> _Instruções do exercício_
A. Devolva, sem nenhuma alteração, a passagem do trecho sobre a ozonioterapia que vai de "A prática não" até "Ética em Pesquisa.".
B. No trecho sobre a ozonioterapia, em que data o CFM emitiu sua nota de esclarecimento?

> _Trecho fornecido_
----------------

Tratamento rejeitado pelo CFM

A prática não é reconhecida pelo Conselho Federal de Medicina (CFM), que em 6 de agosto de 2020 emitiu nota de esclarecimento afirmando que “não é válida para nenhuma doença, inclusive a covid-19”. Obedecendo à Resolução 2.181/2018, que “estabelece a ozonioterapia como procedimento experimental” e foi publicada no Diário Oficial da União em 10 de julho daquele ano, o CFM explica que a “aplicação clínica não está liberada, devendo ocorrer apenas no ambiente de estudos científicos, conforme critérios definidos pelo Sistema CEP/CONEP”. As duas siglas dizem respeito ao Comitê de Ética em Pesquisa e à Comissão Nacional de Ética em Pesquisa.

O CFM é a instância máxima que regulamenta o exercício da medicina no Brasil e conclui a nota com uma ressalva, segundo a qual “os médicos que não obedecerem às normas éticas estabelecidas estão sujeitos à denúncias e averiguação de suas condutas no que se refere à prescrição da ozonioterapia”.

----------------

> _Linhas apresentadas_

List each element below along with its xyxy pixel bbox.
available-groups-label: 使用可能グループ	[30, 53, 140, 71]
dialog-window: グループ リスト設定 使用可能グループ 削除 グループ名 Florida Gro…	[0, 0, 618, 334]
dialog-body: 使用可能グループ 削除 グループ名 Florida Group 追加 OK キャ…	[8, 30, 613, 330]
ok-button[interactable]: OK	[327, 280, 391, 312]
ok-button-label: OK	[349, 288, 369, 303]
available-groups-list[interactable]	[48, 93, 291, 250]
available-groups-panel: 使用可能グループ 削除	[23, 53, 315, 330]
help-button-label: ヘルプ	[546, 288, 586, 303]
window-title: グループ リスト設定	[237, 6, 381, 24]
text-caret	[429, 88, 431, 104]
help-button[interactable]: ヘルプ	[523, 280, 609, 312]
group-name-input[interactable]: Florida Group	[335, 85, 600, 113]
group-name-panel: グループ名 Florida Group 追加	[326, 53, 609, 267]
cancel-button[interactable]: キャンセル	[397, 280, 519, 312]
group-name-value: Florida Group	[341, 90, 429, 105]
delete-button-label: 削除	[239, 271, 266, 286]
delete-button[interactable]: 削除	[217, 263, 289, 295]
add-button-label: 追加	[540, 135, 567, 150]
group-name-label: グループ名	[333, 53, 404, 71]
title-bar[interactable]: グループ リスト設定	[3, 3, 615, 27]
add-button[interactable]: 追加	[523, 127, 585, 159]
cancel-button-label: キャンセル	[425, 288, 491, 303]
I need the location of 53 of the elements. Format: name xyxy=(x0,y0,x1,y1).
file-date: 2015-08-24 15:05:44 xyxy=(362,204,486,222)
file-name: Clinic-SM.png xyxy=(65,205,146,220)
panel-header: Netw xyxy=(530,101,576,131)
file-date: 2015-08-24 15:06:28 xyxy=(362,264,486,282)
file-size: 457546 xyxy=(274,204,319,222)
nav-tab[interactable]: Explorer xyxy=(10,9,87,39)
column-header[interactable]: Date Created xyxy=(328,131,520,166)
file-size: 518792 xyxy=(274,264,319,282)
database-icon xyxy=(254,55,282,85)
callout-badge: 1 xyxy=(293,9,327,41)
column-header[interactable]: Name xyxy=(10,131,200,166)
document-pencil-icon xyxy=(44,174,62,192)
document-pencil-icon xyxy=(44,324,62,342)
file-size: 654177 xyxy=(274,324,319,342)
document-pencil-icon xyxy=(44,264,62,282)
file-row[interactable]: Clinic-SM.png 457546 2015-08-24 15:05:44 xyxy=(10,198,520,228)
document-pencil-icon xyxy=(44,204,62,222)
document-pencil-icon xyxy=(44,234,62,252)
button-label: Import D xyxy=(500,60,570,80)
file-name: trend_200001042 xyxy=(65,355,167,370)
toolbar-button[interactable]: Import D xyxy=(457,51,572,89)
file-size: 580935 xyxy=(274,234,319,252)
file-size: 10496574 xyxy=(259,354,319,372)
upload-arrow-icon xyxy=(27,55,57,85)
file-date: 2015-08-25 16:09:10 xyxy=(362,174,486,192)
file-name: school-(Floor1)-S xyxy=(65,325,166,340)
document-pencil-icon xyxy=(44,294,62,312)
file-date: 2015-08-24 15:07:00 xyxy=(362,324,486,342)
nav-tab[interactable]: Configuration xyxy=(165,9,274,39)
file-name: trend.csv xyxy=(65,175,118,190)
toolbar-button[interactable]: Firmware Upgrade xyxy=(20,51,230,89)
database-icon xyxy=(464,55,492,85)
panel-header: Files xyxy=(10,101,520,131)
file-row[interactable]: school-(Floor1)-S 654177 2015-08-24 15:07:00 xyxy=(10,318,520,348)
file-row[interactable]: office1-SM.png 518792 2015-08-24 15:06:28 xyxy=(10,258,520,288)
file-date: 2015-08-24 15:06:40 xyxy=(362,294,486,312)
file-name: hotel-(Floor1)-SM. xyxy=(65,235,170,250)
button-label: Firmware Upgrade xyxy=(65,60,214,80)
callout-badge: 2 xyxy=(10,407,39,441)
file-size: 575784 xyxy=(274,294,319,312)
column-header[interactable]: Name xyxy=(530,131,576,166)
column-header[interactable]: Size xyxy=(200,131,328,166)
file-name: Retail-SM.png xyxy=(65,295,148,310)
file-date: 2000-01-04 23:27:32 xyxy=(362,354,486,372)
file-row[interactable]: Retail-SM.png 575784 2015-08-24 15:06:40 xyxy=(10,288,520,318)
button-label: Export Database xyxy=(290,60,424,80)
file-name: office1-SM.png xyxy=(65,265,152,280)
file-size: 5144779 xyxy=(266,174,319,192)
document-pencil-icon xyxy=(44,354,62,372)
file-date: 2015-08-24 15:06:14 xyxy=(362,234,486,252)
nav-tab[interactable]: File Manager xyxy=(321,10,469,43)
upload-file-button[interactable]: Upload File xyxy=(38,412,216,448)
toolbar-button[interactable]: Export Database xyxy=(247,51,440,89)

----------------

> _Respostas do exercício_
A.
A prática não é reconhecida pelo Conselho Federal de Medicina (CFM), que em 6 de agosto de 2020 emitiu nota de esclarecimento afirmando que “não é válida para nenhuma doença, inclusive a covid-19”. Obedecendo à Resolução 2.181/2018, que “estabelece a ozonioterapia como procedimento experimental” e foi publicada no Diário Oficial da União em 10 de julho daquele ano, o CFM explica que a “aplicação clínica não está liberada, devendo ocorrer apenas no ambiente de estudos científicos, conforme critérios definidos pelo Sistema CEP/CONEP”. As duas siglas dizem respeito ao Comitê de Ética em Pesquisa e à Comissão Nacional de Ética em Pesquisa.

B. Em 6 de agosto de 2020.